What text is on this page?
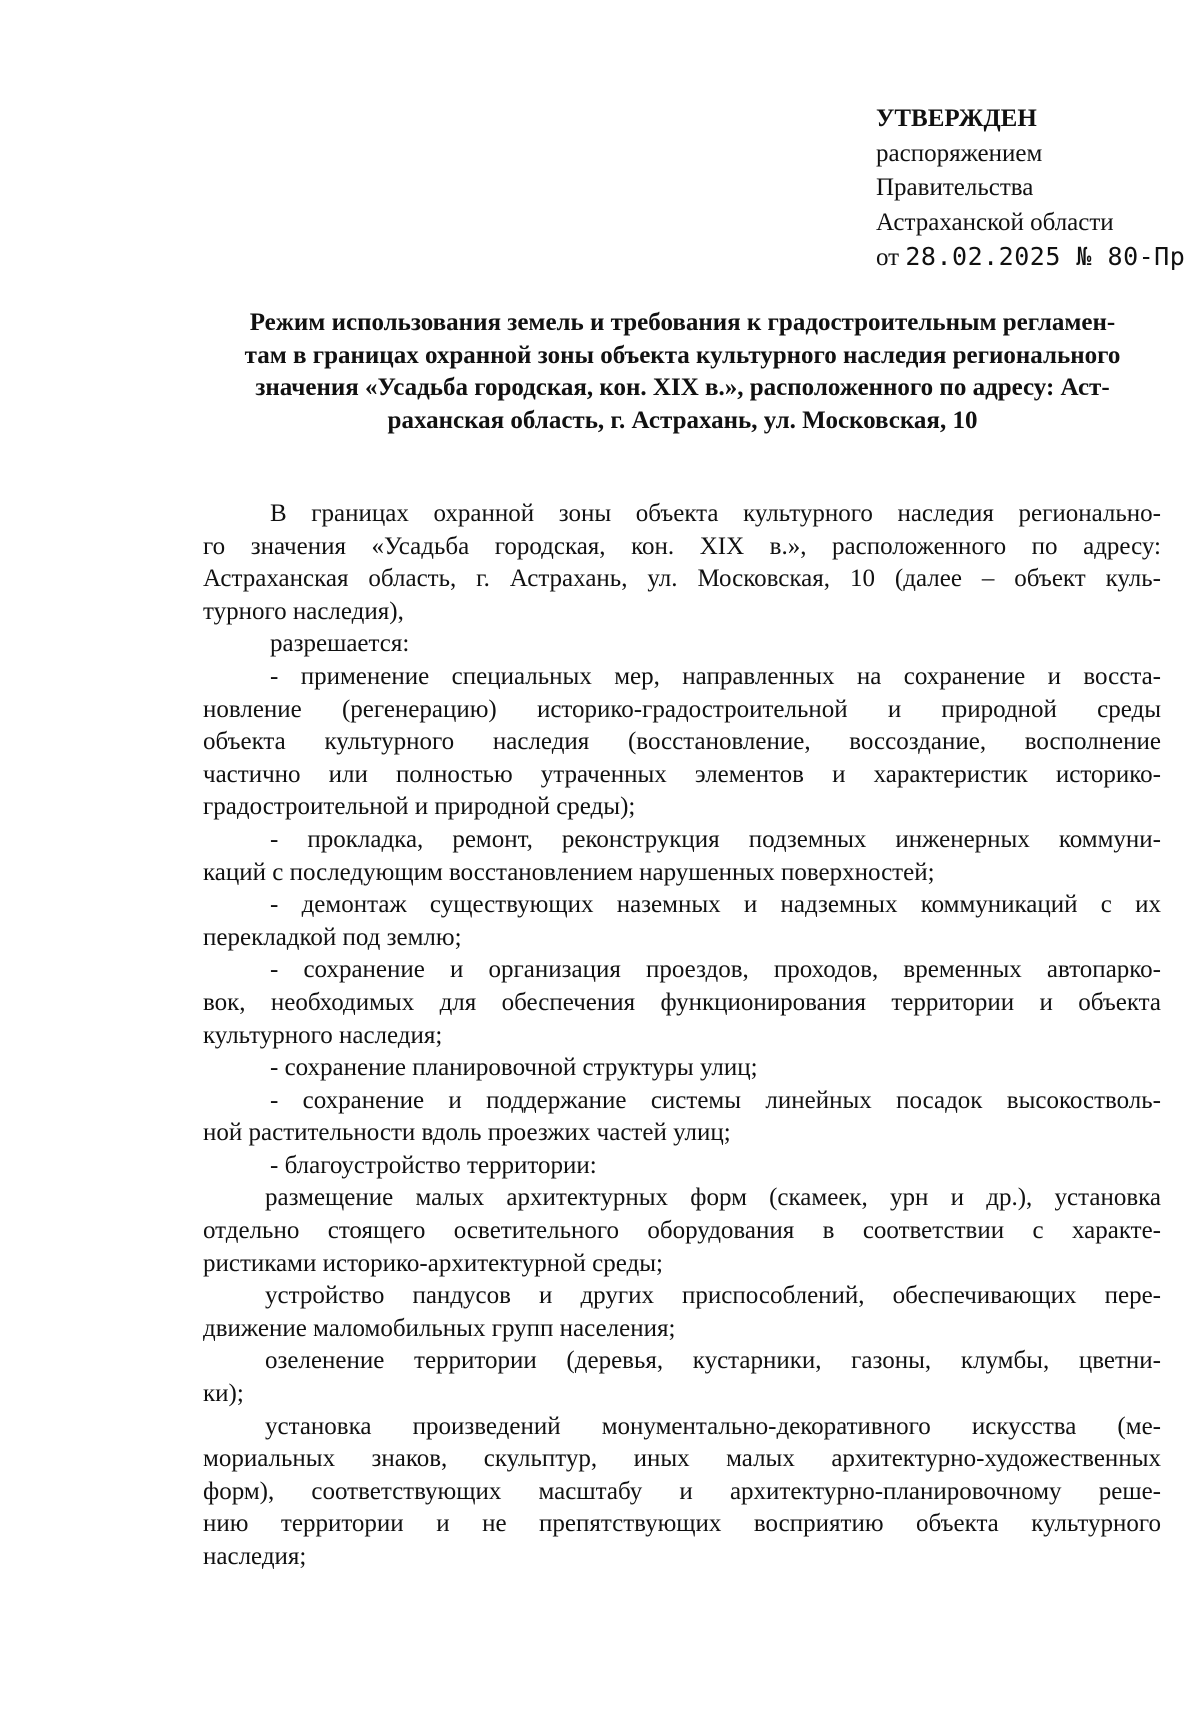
УТВЕРЖДЕН
распоряжением
Правительства
Астраханской области
от 28.02.2025 № 80-Пр
Режим использования земель и требования к градостроительным регламен-
там в границах охранной зоны объекта культурного наследия регионального
значения «Усадьба городская, кон. XIX в.», расположенного по адресу: Аст-
раханская область, г. Астрахань, ул. Московская, 10
В границах охранной зоны объекта культурного наследия регионально-
го значения «Усадьба городская, кон. XIX в.», расположенного по адресу:
Астраханская область, г. Астрахань, ул. Московская, 10 (далее – объект куль-
турного наследия),
разрешается:
- применение специальных мер, направленных на сохранение и восста-
новление (регенерацию) историко-градостроительной и природной среды
объекта культурного наследия (восстановление, воссоздание, восполнение
частично или полностью утраченных элементов и характеристик историко-
градостроительной и природной среды);
- прокладка, ремонт, реконструкция подземных инженерных коммуни-
каций с последующим восстановлением нарушенных поверхностей;
- демонтаж существующих наземных и надземных коммуникаций с их
перекладкой под землю;
- сохранение и организация проездов, проходов, временных автопарко-
вок, необходимых для обеспечения функционирования территории и объекта
культурного наследия;
- сохранение планировочной структуры улиц;
- сохранение и поддержание системы линейных посадок высокостволь-
ной растительности вдоль проезжих частей улиц;
- благоустройство территории:
размещение малых архитектурных форм (скамеек, урн и др.), установка
отдельно стоящего осветительного оборудования в соответствии с характе-
ристиками историко-архитектурной среды;
устройство пандусов и других приспособлений, обеспечивающих пере-
движение маломобильных групп населения;
озеленение территории (деревья, кустарники, газоны, клумбы, цветни-
ки);
установка произведений монументально-декоративного искусства (ме-
мориальных знаков, скульптур, иных малых архитектурно-художественных
форм), соответствующих масштабу и архитектурно-планировочному реше-
нию территории и не препятствующих восприятию объекта культурного
наследия;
========================================
WORK REQUIRED — Reproduce each record above by retyping it exactly; omit all images.

EXERCISE OUTPUT —
What text is on this page?
УТВЕРЖДЕН
распоряжением
Правительства
Астраханской области
от 28.02.2025 № 80-Пр
Режим использования земель и требования к градостроительным регламен-
там в границах охранной зоны объекта культурного наследия регионального
значения «Усадьба городская, кон. XIX в.», расположенного по адресу: Аст-
раханская область, г. Астрахань, ул. Московская, 10
В границах охранной зоны объекта культурного наследия регионально-
го значения «Усадьба городская, кон. XIX в.», расположенного по адресу:
Астраханская область, г. Астрахань, ул. Московская, 10 (далее – объект куль-
турного наследия),
разрешается:
- применение специальных мер, направленных на сохранение и восста-
новление (регенерацию) историко-градостроительной и природной среды
объекта культурного наследия (восстановление, воссоздание, восполнение
частично или полностью утраченных элементов и характеристик историко-
градостроительной и природной среды);
- прокладка, ремонт, реконструкция подземных инженерных коммуни-
каций с последующим восстановлением нарушенных поверхностей;
- демонтаж существующих наземных и надземных коммуникаций с их
перекладкой под землю;
- сохранение и организация проездов, проходов, временных автопарко-
вок, необходимых для обеспечения функционирования территории и объекта
культурного наследия;
- сохранение планировочной структуры улиц;
- сохранение и поддержание системы линейных посадок высокостволь-
ной растительности вдоль проезжих частей улиц;
- благоустройство территории:
размещение малых архитектурных форм (скамеек, урн и др.), установка
отдельно стоящего осветительного оборудования в соответствии с характе-
ристиками историко-архитектурной среды;
устройство пандусов и других приспособлений, обеспечивающих пере-
движение маломобильных групп населения;
озеленение территории (деревья, кустарники, газоны, клумбы, цветни-
ки);
установка произведений монументально-декоративного искусства (ме-
мориальных знаков, скульптур, иных малых архитектурно-художественных
форм), соответствующих масштабу и архитектурно-планировочному реше-
нию территории и не препятствующих восприятию объекта культурного
наследия;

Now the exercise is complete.